__Problèmes à résoudre__:
• A. Dans le passage sur le support des textes, transcrivez sans modification la portion qui débute par "Un texte est" et se poursuit jusqu'à "de l’Ancien Régime).".
• B. Condensez sous forme de liste le paragraphe du passage sur le support des textes qui commence par « En effet, la période », en conservant ses faits principaux.

__Passage à lire__:

══════

Un texte est très rarement un objet immatériel, conçu complètement indépendamment de sa destination. Il rentre la plupart du temps dans le cadre d’une stratégie discursive à laquelle participe le support choisi : simple feuille, plaquette, livre (du format de poche au lourd in-folio ; manuscrit ou imprimé), etc. En ce sens, une compréhension fine d’un texte peut difficilement se passer d’une étude précise de son support, en particulier à la Renaissance (même si les problématiques restent globalement identiques pendant la totalité de l’Ancien Régime).
En effet, la période qui s’étend approximativement de 1450 à 1550 a pour singularité de constituer un siècle de profondes mutations techniques et culturelles dans le domaine de la diffusion des textes, bouleversements dont on ne trouvera pas de véritable équivalent avant l’industrialisation de la production. De l’invention de l’imprimerie (au milieu du XVe siècle, traditionnellement attribuée à Gutenberg) à la stabilisation des techniques et des conventions typographiques essentielles (au milieu du XVIe siècle), le nouveau medium s’est fait une place incontournable parmi les divers moyens de diffusion des écrits.

══════

__Entrées de données__:

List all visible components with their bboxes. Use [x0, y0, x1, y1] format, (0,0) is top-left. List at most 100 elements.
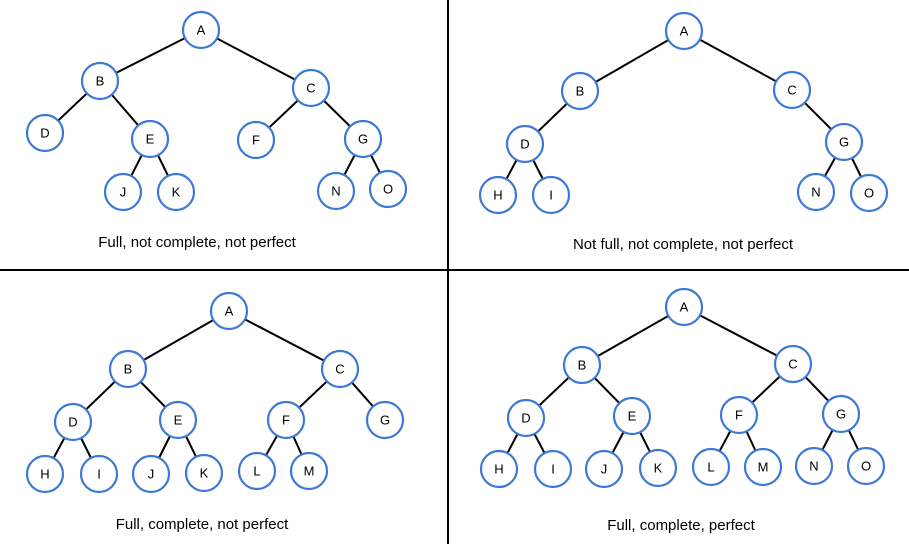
tree-node-n: N — [794, 446, 834, 486]
tree-node-m: M — [289, 451, 329, 491]
tree-node-d: D — [25, 113, 65, 153]
node-label: E — [174, 413, 183, 428]
edge-a-c — [228, 310, 341, 370]
node-label: M — [304, 464, 315, 479]
panel-1-caption: Full, not complete, not perfect — [98, 234, 296, 251]
tree-node-e: E — [612, 396, 652, 436]
node-circle — [237, 451, 277, 491]
node-circle — [316, 171, 356, 211]
node-circle — [796, 172, 836, 212]
node-label: A — [680, 24, 689, 39]
node-label: E — [146, 132, 155, 147]
node-circle — [103, 172, 143, 212]
node-circle — [479, 449, 519, 489]
tree-node-j: J — [103, 172, 143, 212]
node-circle — [53, 402, 93, 442]
node-circle — [365, 400, 405, 440]
node-label: F — [252, 133, 260, 148]
node-circle — [846, 446, 886, 486]
node-label: O — [383, 182, 393, 197]
tree-node-o: O — [368, 169, 408, 209]
edge-a-c — [683, 306, 794, 365]
tree-node-d: D — [506, 398, 546, 438]
node-circle — [320, 349, 360, 389]
node-circle — [821, 394, 861, 434]
tree-node-c: C — [291, 68, 331, 108]
node-label: J — [148, 467, 155, 482]
node-circle — [209, 291, 249, 331]
tree-node-h: H — [25, 454, 65, 494]
node-circle — [505, 124, 545, 164]
node-circle — [236, 120, 276, 160]
node-label: A — [225, 304, 234, 319]
node-circle — [291, 68, 331, 108]
tree-node-o: O — [849, 173, 889, 213]
node-circle — [25, 454, 65, 494]
node-label: C — [788, 357, 797, 372]
tree-node-i: I — [79, 454, 119, 494]
node-label: C — [787, 83, 796, 98]
tree-node-a: A — [664, 11, 704, 51]
node-circle — [531, 175, 571, 215]
node-circle — [80, 61, 120, 101]
tree-node-n: N — [316, 171, 356, 211]
edge-a-c — [200, 29, 312, 89]
tree-node-k: K — [156, 172, 196, 212]
tree-node-c: C — [772, 70, 812, 110]
node-label: J — [120, 185, 127, 200]
node-circle — [130, 119, 170, 159]
tree-node-g: G — [824, 122, 864, 162]
tree-node-l: L — [237, 451, 277, 491]
node-circle — [794, 446, 834, 486]
node-circle — [158, 400, 198, 440]
node-circle — [560, 71, 600, 111]
node-label: K — [200, 466, 209, 481]
node-circle — [849, 173, 889, 213]
tree-node-i: I — [533, 449, 573, 489]
node-label: E — [628, 409, 637, 424]
edge-a-c — [683, 30, 793, 91]
tree-node-i: I — [531, 175, 571, 215]
node-label: A — [680, 300, 689, 315]
tree-node-c: C — [773, 344, 813, 384]
tree-node-c: C — [320, 349, 360, 389]
node-circle — [108, 349, 148, 389]
node-label: N — [809, 459, 818, 474]
tree-node-k: K — [638, 448, 678, 488]
tree-node-j: J — [131, 454, 171, 494]
tree-node-a: A — [664, 287, 704, 327]
node-label: N — [811, 185, 820, 200]
node-label: O — [861, 459, 871, 474]
node-circle — [478, 175, 518, 215]
node-circle — [612, 396, 652, 436]
node-label: K — [172, 185, 181, 200]
tree-node-g: G — [343, 119, 383, 159]
edge-a-b — [581, 306, 685, 366]
edge-a-b — [127, 310, 230, 370]
panel-4-caption: Full, complete, perfect — [607, 517, 755, 534]
node-circle — [181, 10, 221, 50]
node-circle — [584, 449, 624, 489]
node-circle — [664, 11, 704, 51]
node-circle — [79, 454, 119, 494]
tree-node-g: G — [821, 394, 861, 434]
node-circle — [773, 344, 813, 384]
panel-3-caption: Full, complete, not perfect — [116, 516, 289, 533]
tree-node-b: B — [108, 349, 148, 389]
tree-node-h: H — [479, 449, 519, 489]
tree-node-h: H — [478, 175, 518, 215]
node-circle — [506, 398, 546, 438]
node-label: J — [601, 462, 608, 477]
tree-node-f: F — [266, 400, 306, 440]
node-circle — [638, 448, 678, 488]
node-label: C — [335, 362, 344, 377]
tree-node-e: E — [130, 119, 170, 159]
edge-a-b — [579, 30, 685, 92]
node-label: H — [493, 188, 502, 203]
node-label: O — [864, 186, 874, 201]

══════

__Réponses par tâche__:
• A.
Un texte est très rarement un objet immatériel, conçu complètement indépendamment de sa destination. Il rentre la plupart du temps dans le cadre d’une stratégie discursive à laquelle participe le support choisi : simple feuille, plaquette, livre (du format de poche au lourd in-folio ; manuscrit ou imprimé), etc. En ce sens, une compréhension fine d’un texte peut difficilement se passer d’une étude précise de son support, en particulier à la Renaissance (même si les problématiques restent globalement identiques pendant la totalité de l’Ancien Régime).

• B.
- La période d'environ 1450 à 1550 constitue un siècle de profondes mutations techniques et culturelles dans la diffusion des textes.
- Ces bouleversements n'ont pas de véritable équivalent avant l'industrialisation de la production.
- Le point de départ est l'invention de l'imprimerie, au milieu du XVe siècle, traditionnellement attribuée à Gutenberg.
- Le point d'arrivée est la stabilisation des techniques et des conventions typographiques essentielles, au milieu du XVIe siècle.
- Le nouveau medium s'est fait une place incontournable parmi les moyens de diffusion des écrits.